> **Goal of the exercise**: Only a number is wanted: how many lines in the listing contain the word "HPLIP"?
--- Start ---
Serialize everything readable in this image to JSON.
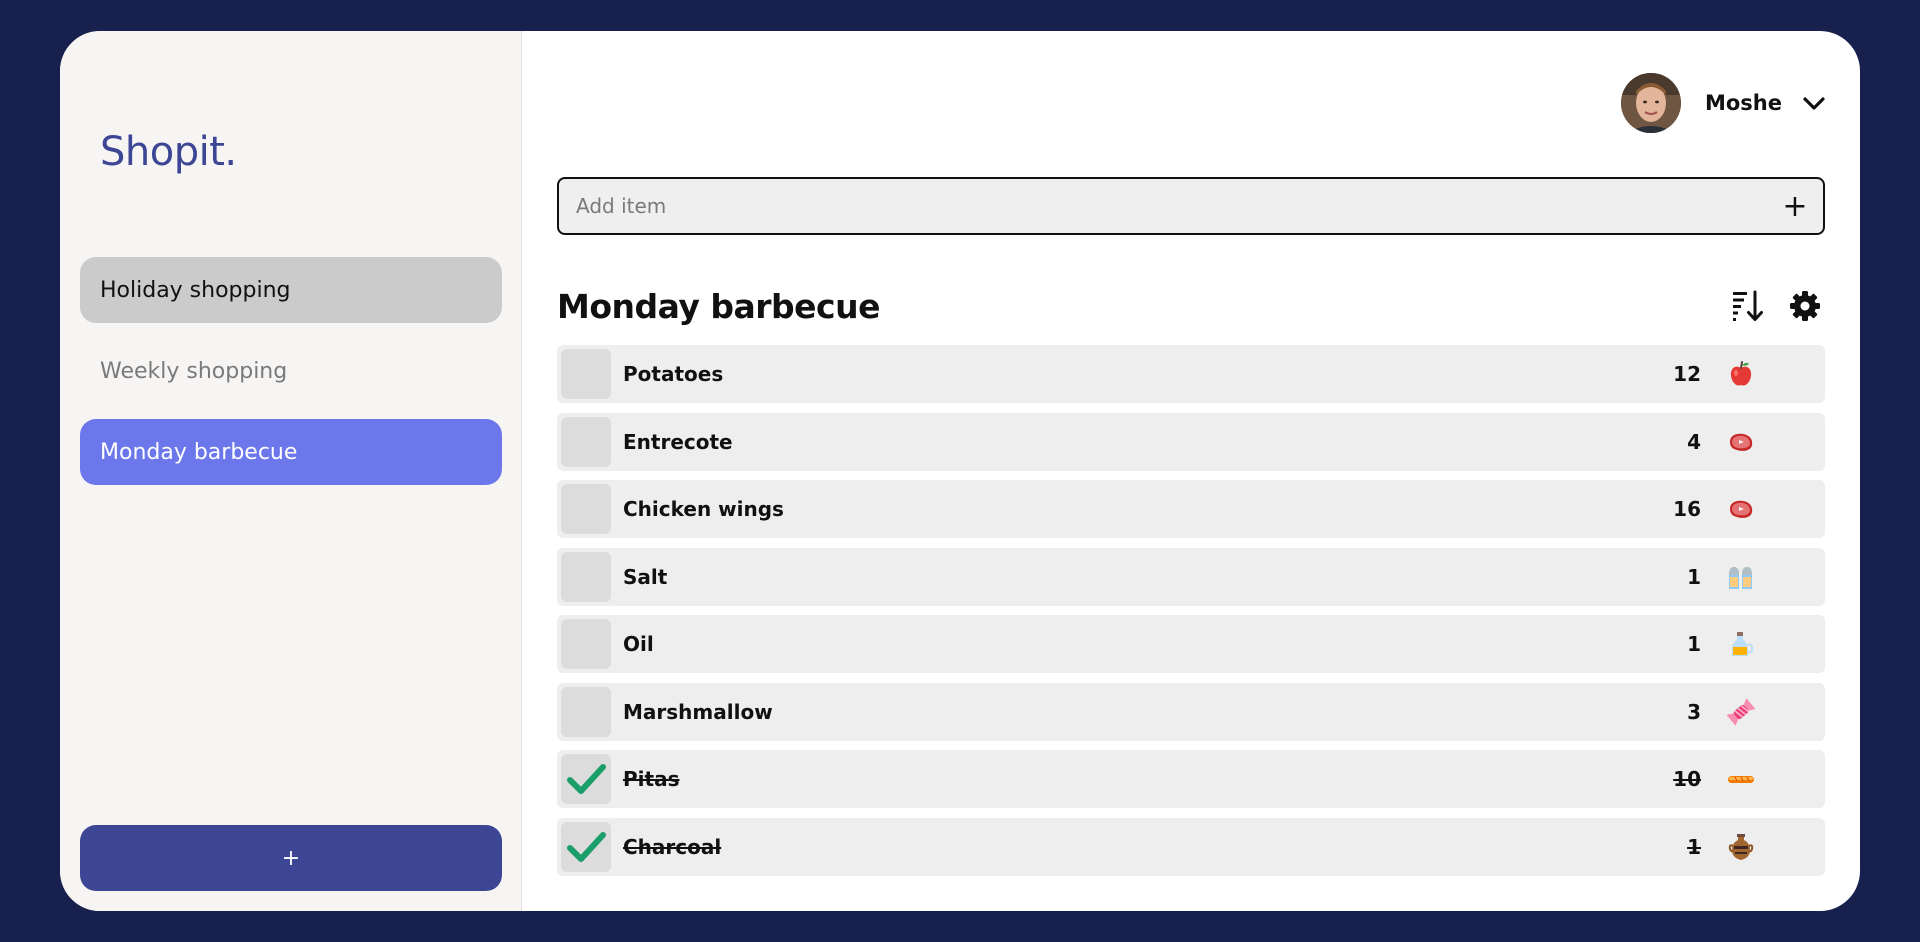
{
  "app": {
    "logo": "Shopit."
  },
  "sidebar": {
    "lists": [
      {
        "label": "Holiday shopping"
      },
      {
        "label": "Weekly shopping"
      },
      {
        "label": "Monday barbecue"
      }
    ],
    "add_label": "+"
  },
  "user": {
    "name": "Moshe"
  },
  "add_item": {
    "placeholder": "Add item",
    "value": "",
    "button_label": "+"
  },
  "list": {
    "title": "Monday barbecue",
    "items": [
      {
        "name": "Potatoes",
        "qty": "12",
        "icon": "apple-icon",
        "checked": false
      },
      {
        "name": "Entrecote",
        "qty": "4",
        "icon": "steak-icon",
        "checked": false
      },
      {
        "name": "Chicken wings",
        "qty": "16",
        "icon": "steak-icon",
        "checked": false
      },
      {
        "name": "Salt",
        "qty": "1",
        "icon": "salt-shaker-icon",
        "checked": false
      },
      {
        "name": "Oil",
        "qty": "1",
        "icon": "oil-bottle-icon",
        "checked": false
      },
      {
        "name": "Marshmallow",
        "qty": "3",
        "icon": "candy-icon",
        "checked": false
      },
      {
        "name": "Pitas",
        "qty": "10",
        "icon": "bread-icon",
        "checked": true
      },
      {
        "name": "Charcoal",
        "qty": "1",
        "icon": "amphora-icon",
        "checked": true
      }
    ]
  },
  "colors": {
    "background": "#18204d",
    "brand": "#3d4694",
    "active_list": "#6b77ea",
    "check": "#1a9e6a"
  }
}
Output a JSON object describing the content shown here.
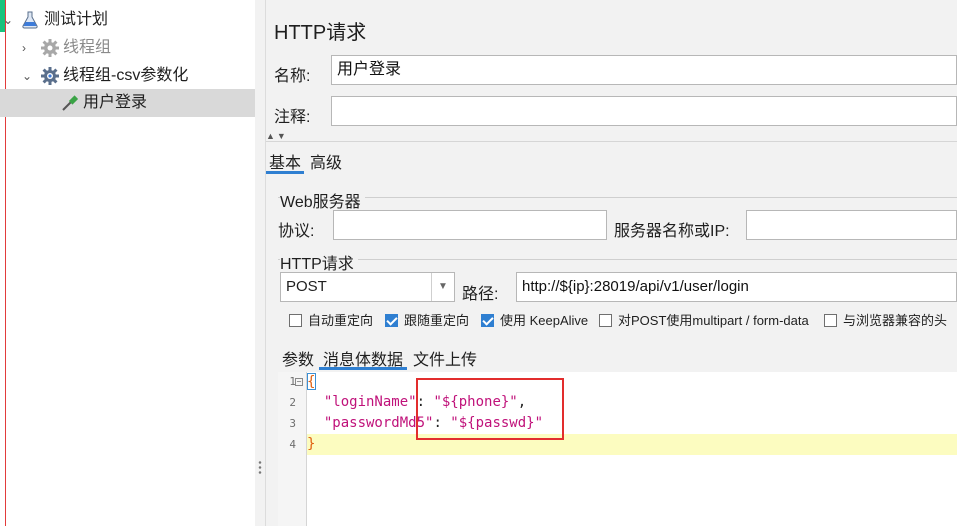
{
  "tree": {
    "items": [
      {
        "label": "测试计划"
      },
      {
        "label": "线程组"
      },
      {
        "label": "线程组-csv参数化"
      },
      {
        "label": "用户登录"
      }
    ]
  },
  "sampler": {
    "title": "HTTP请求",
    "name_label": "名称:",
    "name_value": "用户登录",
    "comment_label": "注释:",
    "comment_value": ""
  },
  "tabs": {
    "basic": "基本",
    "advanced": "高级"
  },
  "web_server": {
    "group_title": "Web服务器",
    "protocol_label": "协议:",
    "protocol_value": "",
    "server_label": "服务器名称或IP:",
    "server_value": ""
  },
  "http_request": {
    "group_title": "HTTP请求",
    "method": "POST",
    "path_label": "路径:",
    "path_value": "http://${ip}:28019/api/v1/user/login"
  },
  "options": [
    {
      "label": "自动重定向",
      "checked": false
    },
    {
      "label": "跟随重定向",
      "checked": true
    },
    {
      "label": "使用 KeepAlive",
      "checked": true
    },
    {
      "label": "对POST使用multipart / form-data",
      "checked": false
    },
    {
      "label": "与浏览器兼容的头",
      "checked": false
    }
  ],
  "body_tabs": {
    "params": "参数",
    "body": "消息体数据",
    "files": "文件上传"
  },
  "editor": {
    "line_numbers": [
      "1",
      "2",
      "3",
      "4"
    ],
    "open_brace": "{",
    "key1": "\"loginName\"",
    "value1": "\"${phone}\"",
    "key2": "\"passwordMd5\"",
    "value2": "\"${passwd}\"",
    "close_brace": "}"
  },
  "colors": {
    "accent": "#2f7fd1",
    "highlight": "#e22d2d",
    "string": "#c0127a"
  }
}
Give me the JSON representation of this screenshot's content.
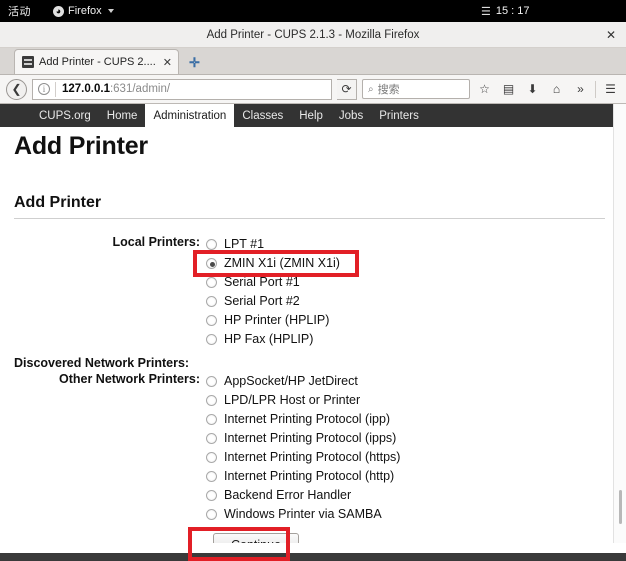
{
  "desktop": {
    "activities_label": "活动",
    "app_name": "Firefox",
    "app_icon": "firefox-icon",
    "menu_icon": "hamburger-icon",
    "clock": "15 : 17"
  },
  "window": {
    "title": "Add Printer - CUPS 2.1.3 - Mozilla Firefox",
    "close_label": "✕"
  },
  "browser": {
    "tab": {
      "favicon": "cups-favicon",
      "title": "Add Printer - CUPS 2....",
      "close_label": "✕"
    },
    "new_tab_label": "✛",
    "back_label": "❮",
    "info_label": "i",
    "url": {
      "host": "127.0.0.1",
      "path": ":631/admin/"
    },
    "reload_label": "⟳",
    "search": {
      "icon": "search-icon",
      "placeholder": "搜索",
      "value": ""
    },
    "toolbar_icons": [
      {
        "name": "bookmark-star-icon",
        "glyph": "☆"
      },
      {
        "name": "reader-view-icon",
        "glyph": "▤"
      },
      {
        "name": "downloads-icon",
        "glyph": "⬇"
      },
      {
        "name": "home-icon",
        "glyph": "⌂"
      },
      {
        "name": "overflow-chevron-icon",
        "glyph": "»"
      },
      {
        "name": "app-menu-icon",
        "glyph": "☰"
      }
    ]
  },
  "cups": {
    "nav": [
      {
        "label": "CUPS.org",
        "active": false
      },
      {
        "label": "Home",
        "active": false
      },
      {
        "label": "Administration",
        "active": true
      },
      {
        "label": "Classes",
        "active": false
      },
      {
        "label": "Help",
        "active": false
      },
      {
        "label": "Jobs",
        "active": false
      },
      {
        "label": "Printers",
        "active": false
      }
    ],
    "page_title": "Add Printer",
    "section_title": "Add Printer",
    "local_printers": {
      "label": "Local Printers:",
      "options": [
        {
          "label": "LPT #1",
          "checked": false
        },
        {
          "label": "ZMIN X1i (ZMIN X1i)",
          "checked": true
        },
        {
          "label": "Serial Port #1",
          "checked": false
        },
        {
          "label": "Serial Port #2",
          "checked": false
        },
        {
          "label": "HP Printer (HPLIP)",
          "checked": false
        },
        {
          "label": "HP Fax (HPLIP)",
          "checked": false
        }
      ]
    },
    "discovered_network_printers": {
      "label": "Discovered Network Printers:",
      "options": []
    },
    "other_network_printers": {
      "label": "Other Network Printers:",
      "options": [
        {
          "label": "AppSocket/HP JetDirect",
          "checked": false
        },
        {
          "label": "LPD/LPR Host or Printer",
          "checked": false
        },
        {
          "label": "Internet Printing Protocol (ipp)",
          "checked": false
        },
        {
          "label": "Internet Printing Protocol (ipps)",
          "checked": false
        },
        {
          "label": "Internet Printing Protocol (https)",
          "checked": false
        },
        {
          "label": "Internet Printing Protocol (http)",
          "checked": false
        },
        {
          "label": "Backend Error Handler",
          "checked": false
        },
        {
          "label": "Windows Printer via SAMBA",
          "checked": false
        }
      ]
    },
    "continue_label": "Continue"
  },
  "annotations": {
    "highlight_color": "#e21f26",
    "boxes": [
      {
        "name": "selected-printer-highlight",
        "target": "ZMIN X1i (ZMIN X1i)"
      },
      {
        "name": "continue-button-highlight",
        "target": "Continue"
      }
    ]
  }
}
--- End ---
> **Written answer**: 2